Work to do
In the entries below, identify every line with the string "annotation" and copy it.

Provided data
## begin

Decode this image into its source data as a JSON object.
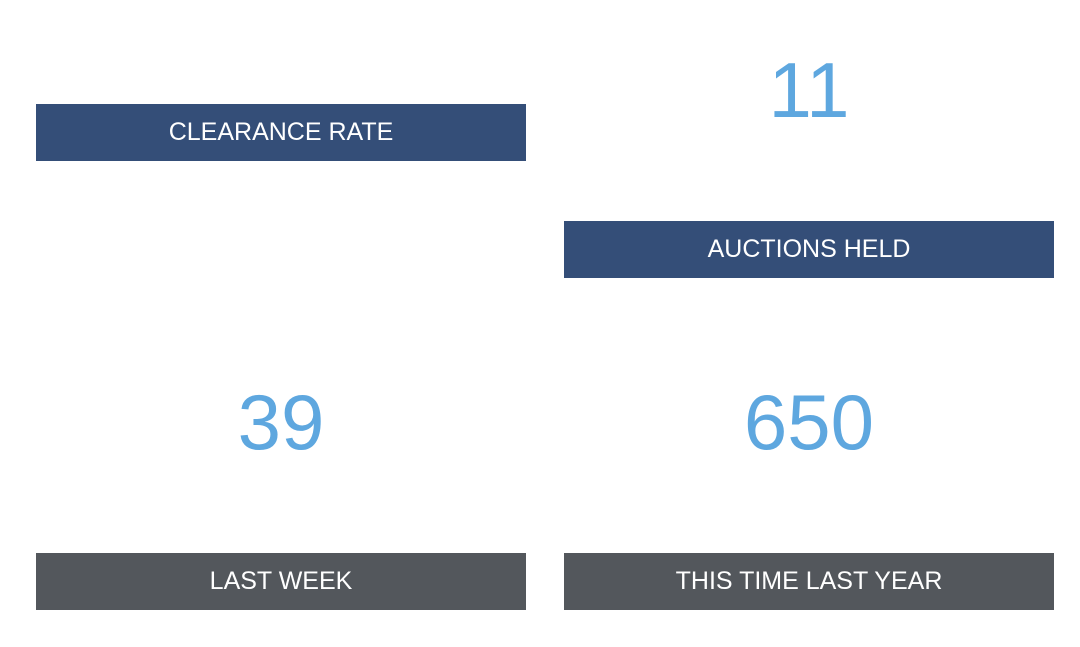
{
  "panels": [
    {
      "label": "CLEARANCE RATE"
    },
    {
      "label": "AUCTIONS HELD",
      "value": "11"
    },
    {
      "label": "LAST WEEK",
      "value": "39"
    },
    {
      "label": "THIS TIME LAST YEAR",
      "value": "650"
    }
  ]
}
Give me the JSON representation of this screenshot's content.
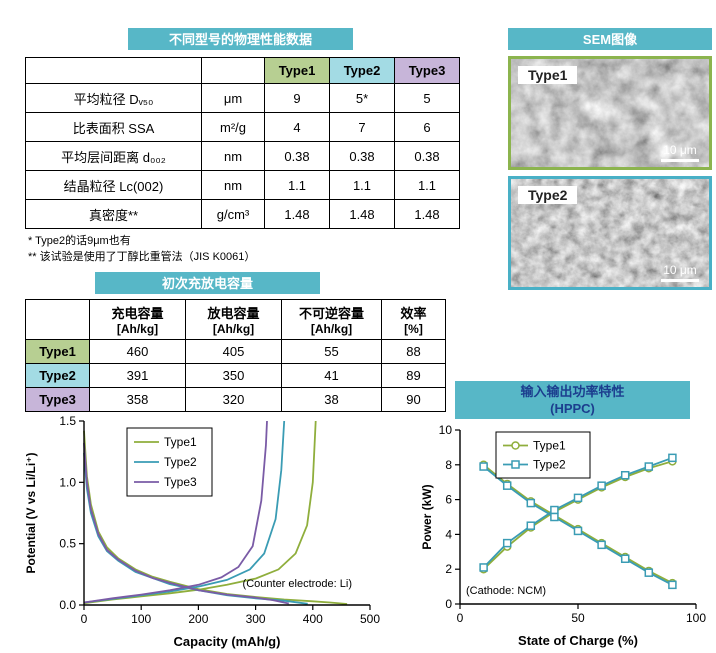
{
  "colors": {
    "banner": "#57b7c7",
    "type1": "#b7cf92",
    "type2": "#a3dbe4",
    "type3": "#c7b5d9",
    "series_green": "#8fae3c",
    "series_teal": "#3a9cb4",
    "series_purple": "#7a5ba6"
  },
  "phys_section": {
    "title": "不同型号的物理性能数据",
    "table": {
      "type_headers": [
        "Type1",
        "Type2",
        "Type3"
      ],
      "rows": [
        {
          "label": "平均粒径 Dᵥ₅₀",
          "unit": "μm",
          "values": [
            "9",
            "5*",
            "5"
          ]
        },
        {
          "label": "比表面积 SSA",
          "unit": "m²/g",
          "values": [
            "4",
            "7",
            "6"
          ]
        },
        {
          "label": "平均层间距离 d₀₀₂",
          "unit": "nm",
          "values": [
            "0.38",
            "0.38",
            "0.38"
          ]
        },
        {
          "label": "结晶粒径 Lc(002)",
          "unit": "nm",
          "values": [
            "1.1",
            "1.1",
            "1.1"
          ]
        },
        {
          "label": "真密度**",
          "unit": "g/cm³",
          "values": [
            "1.48",
            "1.48",
            "1.48"
          ]
        }
      ]
    },
    "footnotes": [
      "*   Type2的话9μm也有",
      "** 该试验是使用了丁醇比重管法（JIS K0061）"
    ]
  },
  "sem_section": {
    "title": "SEM图像",
    "images": [
      {
        "label": "Type1",
        "scale": "10 μm"
      },
      {
        "label": "Type2",
        "scale": "10 μm"
      }
    ]
  },
  "capacity_section": {
    "title": "初次充放电容量",
    "table": {
      "col_headers": [
        {
          "l1": "充电容量",
          "l2": "[Ah/kg]"
        },
        {
          "l1": "放电容量",
          "l2": "[Ah/kg]"
        },
        {
          "l1": "不可逆容量",
          "l2": "[Ah/kg]"
        },
        {
          "l1": "效率",
          "l2": "[%]"
        }
      ],
      "rows": [
        {
          "label": "Type1",
          "values": [
            "460",
            "405",
            "55",
            "88"
          ]
        },
        {
          "label": "Type2",
          "values": [
            "391",
            "350",
            "41",
            "89"
          ]
        },
        {
          "label": "Type3",
          "values": [
            "358",
            "320",
            "38",
            "90"
          ]
        }
      ]
    }
  },
  "hppc_section": {
    "title_line1": "输入输出功率特性",
    "title_line2": "(HPPC)"
  },
  "chart_data": [
    {
      "type": "line",
      "title": "",
      "xlabel": "Capacity (mAh/g)",
      "ylabel": "Potential (V vs Li/Li⁺)",
      "xlim": [
        0,
        500
      ],
      "ylim": [
        0,
        1.5
      ],
      "grid": false,
      "legend_position": "upper-center-left",
      "xticks": [
        {
          "v": 0,
          "label": "0"
        },
        {
          "v": 100,
          "label": "100"
        },
        {
          "v": 200,
          "label": "200"
        },
        {
          "v": 300,
          "label": "300"
        },
        {
          "v": 400,
          "label": "400"
        },
        {
          "v": 500,
          "label": "500"
        }
      ],
      "yticks": [
        {
          "v": 0,
          "label": "0.0"
        },
        {
          "v": 0.5,
          "label": "0.5"
        },
        {
          "v": 1.0,
          "label": "1.0"
        },
        {
          "v": 1.5,
          "label": "1.5"
        }
      ],
      "annotation": "(Counter electrode: Li)",
      "series": [
        {
          "name": "Type1",
          "color": "#8fae3c",
          "marker": "",
          "branches": [
            [
              [
                0,
                1.42
              ],
              [
                5,
                1.05
              ],
              [
                12,
                0.82
              ],
              [
                25,
                0.6
              ],
              [
                40,
                0.47
              ],
              [
                60,
                0.38
              ],
              [
                90,
                0.29
              ],
              [
                120,
                0.23
              ],
              [
                150,
                0.19
              ],
              [
                200,
                0.13
              ],
              [
                250,
                0.09
              ],
              [
                300,
                0.065
              ],
              [
                350,
                0.045
              ],
              [
                400,
                0.03
              ],
              [
                430,
                0.02
              ],
              [
                460,
                0.008
              ]
            ],
            [
              [
                0,
                0.015
              ],
              [
                50,
                0.045
              ],
              [
                100,
                0.07
              ],
              [
                150,
                0.095
              ],
              [
                200,
                0.125
              ],
              [
                250,
                0.165
              ],
              [
                300,
                0.215
              ],
              [
                340,
                0.29
              ],
              [
                370,
                0.42
              ],
              [
                390,
                0.65
              ],
              [
                400,
                1.0
              ],
              [
                405,
                1.5
              ]
            ]
          ]
        },
        {
          "name": "Type2",
          "color": "#3a9cb4",
          "marker": "",
          "branches": [
            [
              [
                0,
                1.24
              ],
              [
                5,
                0.95
              ],
              [
                12,
                0.75
              ],
              [
                25,
                0.56
              ],
              [
                40,
                0.44
              ],
              [
                60,
                0.36
              ],
              [
                90,
                0.27
              ],
              [
                120,
                0.22
              ],
              [
                150,
                0.17
              ],
              [
                200,
                0.12
              ],
              [
                250,
                0.08
              ],
              [
                300,
                0.055
              ],
              [
                350,
                0.035
              ],
              [
                391,
                0.01
              ]
            ],
            [
              [
                0,
                0.02
              ],
              [
                50,
                0.05
              ],
              [
                100,
                0.08
              ],
              [
                150,
                0.11
              ],
              [
                200,
                0.15
              ],
              [
                250,
                0.205
              ],
              [
                290,
                0.29
              ],
              [
                315,
                0.42
              ],
              [
                335,
                0.7
              ],
              [
                345,
                1.1
              ],
              [
                350,
                1.5
              ]
            ]
          ]
        },
        {
          "name": "Type3",
          "color": "#7a5ba6",
          "marker": "",
          "branches": [
            [
              [
                0,
                1.32
              ],
              [
                5,
                1.0
              ],
              [
                12,
                0.78
              ],
              [
                25,
                0.58
              ],
              [
                40,
                0.45
              ],
              [
                60,
                0.37
              ],
              [
                90,
                0.28
              ],
              [
                120,
                0.22
              ],
              [
                150,
                0.18
              ],
              [
                200,
                0.12
              ],
              [
                250,
                0.085
              ],
              [
                300,
                0.06
              ],
              [
                330,
                0.04
              ],
              [
                358,
                0.012
              ]
            ],
            [
              [
                0,
                0.02
              ],
              [
                50,
                0.055
              ],
              [
                100,
                0.085
              ],
              [
                150,
                0.12
              ],
              [
                200,
                0.165
              ],
              [
                240,
                0.225
              ],
              [
                270,
                0.31
              ],
              [
                295,
                0.48
              ],
              [
                310,
                0.85
              ],
              [
                318,
                1.3
              ],
              [
                320,
                1.5
              ]
            ]
          ]
        }
      ]
    },
    {
      "type": "line",
      "title": "输入输出功率特性 (HPPC)",
      "xlabel": "State of Charge (%)",
      "ylabel": "Power (kW)",
      "xlim": [
        0,
        100
      ],
      "ylim": [
        0,
        10
      ],
      "grid": false,
      "legend_position": "upper-center",
      "xticks": [
        {
          "v": 0,
          "label": "0"
        },
        {
          "v": 50,
          "label": "50"
        },
        {
          "v": 100,
          "label": "100"
        }
      ],
      "yticks": [
        {
          "v": 0,
          "label": "0"
        },
        {
          "v": 2,
          "label": "2"
        },
        {
          "v": 4,
          "label": "4"
        },
        {
          "v": 6,
          "label": "6"
        },
        {
          "v": 8,
          "label": "8"
        },
        {
          "v": 10,
          "label": "10"
        }
      ],
      "annotation": "(Cathode: NCM)",
      "series": [
        {
          "name": "Type1",
          "color": "#8fae3c",
          "marker": "circle",
          "branches": [
            [
              [
                10,
                2.0
              ],
              [
                20,
                3.3
              ],
              [
                30,
                4.4
              ],
              [
                40,
                5.3
              ],
              [
                50,
                6.0
              ],
              [
                60,
                6.7
              ],
              [
                70,
                7.3
              ],
              [
                80,
                7.8
              ],
              [
                90,
                8.2
              ]
            ],
            [
              [
                10,
                8.0
              ],
              [
                20,
                6.9
              ],
              [
                30,
                5.9
              ],
              [
                40,
                5.1
              ],
              [
                50,
                4.3
              ],
              [
                60,
                3.5
              ],
              [
                70,
                2.7
              ],
              [
                80,
                1.9
              ],
              [
                90,
                1.2
              ]
            ]
          ]
        },
        {
          "name": "Type2",
          "color": "#3a9cb4",
          "marker": "square",
          "branches": [
            [
              [
                10,
                2.1
              ],
              [
                20,
                3.5
              ],
              [
                30,
                4.5
              ],
              [
                40,
                5.4
              ],
              [
                50,
                6.1
              ],
              [
                60,
                6.8
              ],
              [
                70,
                7.4
              ],
              [
                80,
                7.9
              ],
              [
                90,
                8.4
              ]
            ],
            [
              [
                10,
                7.9
              ],
              [
                20,
                6.8
              ],
              [
                30,
                5.8
              ],
              [
                40,
                5.0
              ],
              [
                50,
                4.2
              ],
              [
                60,
                3.4
              ],
              [
                70,
                2.6
              ],
              [
                80,
                1.8
              ],
              [
                90,
                1.1
              ]
            ]
          ]
        }
      ]
    }
  ]
}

## end

Correct answer
      "annotation": "(Counter electrode: Li)",
      "annotation": "(Cathode: NCM)",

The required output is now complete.